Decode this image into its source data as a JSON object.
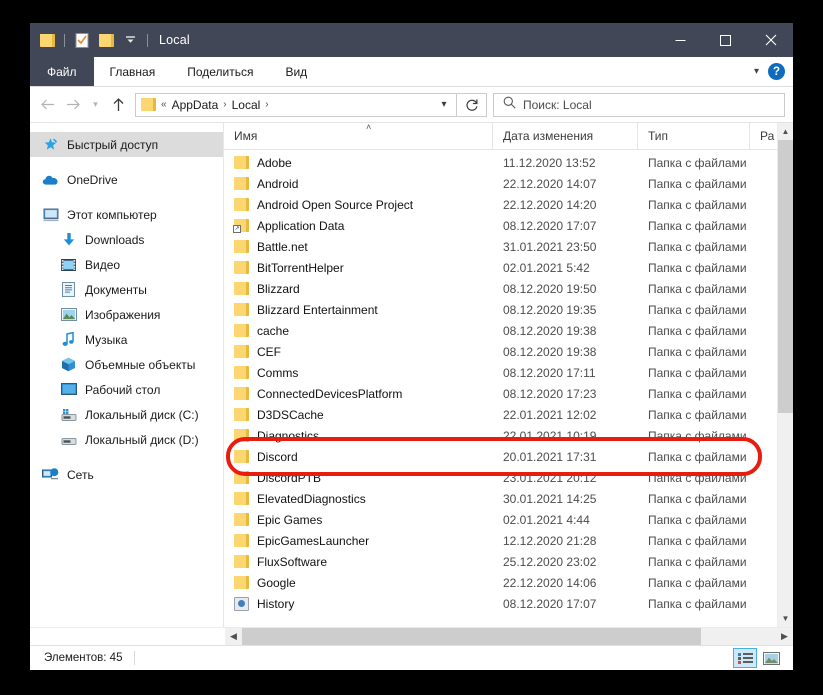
{
  "window": {
    "title": "Local",
    "quick_access_icons": [
      "folder-icon",
      "properties-icon",
      "new-folder-icon",
      "chevron-down-icon"
    ],
    "controls": {
      "minimize": "—",
      "maximize": "☐",
      "close": "✕"
    }
  },
  "ribbon": {
    "file_tab": "Файл",
    "tabs": [
      {
        "label": "Главная"
      },
      {
        "label": "Поделиться"
      },
      {
        "label": "Вид"
      }
    ],
    "collapse_icon": "chevron-down-icon",
    "help_label": "?"
  },
  "address": {
    "back_icon": "arrow-left-icon",
    "forward_icon": "arrow-right-icon",
    "recent_icon": "chevron-down-icon",
    "up_icon": "arrow-up-icon",
    "folder_icon": "folder-icon",
    "root_chevron": "«",
    "crumbs": [
      "AppData",
      "Local"
    ],
    "separator": "›",
    "dropdown_icon": "chevron-down-icon",
    "refresh_icon": "refresh-icon"
  },
  "search": {
    "icon": "search-icon",
    "placeholder": "Поиск: Local"
  },
  "nav_pane": {
    "items": [
      {
        "label": "Быстрый доступ",
        "icon": "pin-star-icon",
        "selected": true,
        "indent": false
      },
      {
        "label": "OneDrive",
        "icon": "cloud-icon",
        "selected": false,
        "indent": false
      },
      {
        "label": "Этот компьютер",
        "icon": "computer-icon",
        "selected": false,
        "indent": false
      },
      {
        "label": "Downloads",
        "icon": "download-arrow-icon",
        "selected": false,
        "indent": true
      },
      {
        "label": "Видео",
        "icon": "video-icon",
        "selected": false,
        "indent": true
      },
      {
        "label": "Документы",
        "icon": "documents-icon",
        "selected": false,
        "indent": true
      },
      {
        "label": "Изображения",
        "icon": "pictures-icon",
        "selected": false,
        "indent": true
      },
      {
        "label": "Музыка",
        "icon": "music-note-icon",
        "selected": false,
        "indent": true
      },
      {
        "label": "Объемные объекты",
        "icon": "3d-objects-icon",
        "selected": false,
        "indent": true
      },
      {
        "label": "Рабочий стол",
        "icon": "desktop-icon",
        "selected": false,
        "indent": true
      },
      {
        "label": "Локальный диск (C:)",
        "icon": "system-drive-icon",
        "selected": false,
        "indent": true
      },
      {
        "label": "Локальный диск (D:)",
        "icon": "drive-icon",
        "selected": false,
        "indent": true
      },
      {
        "label": "Сеть",
        "icon": "network-icon",
        "selected": false,
        "indent": false
      }
    ]
  },
  "file_list": {
    "columns": [
      {
        "label": "Имя",
        "sorted": true
      },
      {
        "label": "Дата изменения",
        "sorted": false
      },
      {
        "label": "Тип",
        "sorted": false
      },
      {
        "label": "Ра",
        "sorted": false
      }
    ],
    "sort_caret": "˄",
    "rows": [
      {
        "name": "Adobe",
        "date": "11.12.2020 13:52",
        "type": "Папка с файлами",
        "icon": "folder-icon",
        "highlighted": false
      },
      {
        "name": "Android",
        "date": "22.12.2020 14:07",
        "type": "Папка с файлами",
        "icon": "folder-icon",
        "highlighted": false
      },
      {
        "name": "Android Open Source Project",
        "date": "22.12.2020 14:20",
        "type": "Папка с файлами",
        "icon": "folder-icon",
        "highlighted": false
      },
      {
        "name": "Application Data",
        "date": "08.12.2020 17:07",
        "type": "Папка с файлами",
        "icon": "folder-shortcut-icon",
        "highlighted": false
      },
      {
        "name": "Battle.net",
        "date": "31.01.2021 23:50",
        "type": "Папка с файлами",
        "icon": "folder-icon",
        "highlighted": false
      },
      {
        "name": "BitTorrentHelper",
        "date": "02.01.2021 5:42",
        "type": "Папка с файлами",
        "icon": "folder-icon",
        "highlighted": false
      },
      {
        "name": "Blizzard",
        "date": "08.12.2020 19:50",
        "type": "Папка с файлами",
        "icon": "folder-icon",
        "highlighted": false
      },
      {
        "name": "Blizzard Entertainment",
        "date": "08.12.2020 19:35",
        "type": "Папка с файлами",
        "icon": "folder-icon",
        "highlighted": false
      },
      {
        "name": "cache",
        "date": "08.12.2020 19:38",
        "type": "Папка с файлами",
        "icon": "folder-icon",
        "highlighted": false
      },
      {
        "name": "CEF",
        "date": "08.12.2020 19:38",
        "type": "Папка с файлами",
        "icon": "folder-icon",
        "highlighted": false
      },
      {
        "name": "Comms",
        "date": "08.12.2020 17:11",
        "type": "Папка с файлами",
        "icon": "folder-icon",
        "highlighted": false
      },
      {
        "name": "ConnectedDevicesPlatform",
        "date": "08.12.2020 17:23",
        "type": "Папка с файлами",
        "icon": "folder-icon",
        "highlighted": false
      },
      {
        "name": "D3DSCache",
        "date": "22.01.2021 12:02",
        "type": "Папка с файлами",
        "icon": "folder-icon",
        "highlighted": false
      },
      {
        "name": "Diagnostics",
        "date": "22.01.2021 10:19",
        "type": "Папка с файлами",
        "icon": "folder-icon",
        "highlighted": false
      },
      {
        "name": "Discord",
        "date": "20.01.2021 17:31",
        "type": "Папка с файлами",
        "icon": "folder-icon",
        "highlighted": true
      },
      {
        "name": "DiscordPTB",
        "date": "23.01.2021 20:12",
        "type": "Папка с файлами",
        "icon": "folder-icon",
        "highlighted": false
      },
      {
        "name": "ElevatedDiagnostics",
        "date": "30.01.2021 14:25",
        "type": "Папка с файлами",
        "icon": "folder-icon",
        "highlighted": false
      },
      {
        "name": "Epic Games",
        "date": "02.01.2021 4:44",
        "type": "Папка с файлами",
        "icon": "folder-icon",
        "highlighted": false
      },
      {
        "name": "EpicGamesLauncher",
        "date": "12.12.2020 21:28",
        "type": "Папка с файлами",
        "icon": "folder-icon",
        "highlighted": false
      },
      {
        "name": "FluxSoftware",
        "date": "25.12.2020 23:02",
        "type": "Папка с файлами",
        "icon": "folder-icon",
        "highlighted": false
      },
      {
        "name": "Google",
        "date": "22.12.2020 14:06",
        "type": "Папка с файлами",
        "icon": "folder-icon",
        "highlighted": false
      },
      {
        "name": "History",
        "date": "08.12.2020 17:07",
        "type": "Папка с файлами",
        "icon": "history-icon",
        "highlighted": false
      }
    ]
  },
  "scrollbars": {
    "vertical_up_icon": "chevron-up-icon",
    "vertical_down_icon": "chevron-down-icon",
    "horizontal_left_icon": "chevron-left-icon",
    "horizontal_right_icon": "chevron-right-icon"
  },
  "status_bar": {
    "items_text": "Элементов: 45",
    "view_details_icon": "details-view-icon",
    "view_thumbnails_icon": "large-icons-view-icon"
  },
  "colors": {
    "titlebar": "#414757",
    "accent": "#0f6cbd",
    "annotation_red": "#e81d0e",
    "folder_yellow": "#fcd670",
    "selection_gray": "#dcdcdc"
  }
}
_ _ _ _ _
§ WHAT IS ASKED
Find the lines above that include the string "right" and copy them.

§ REPLY TO THE TASK
    "forward_icon": "arrow-right-icon",
    "horizontal_right_icon": "chevron-right-icon"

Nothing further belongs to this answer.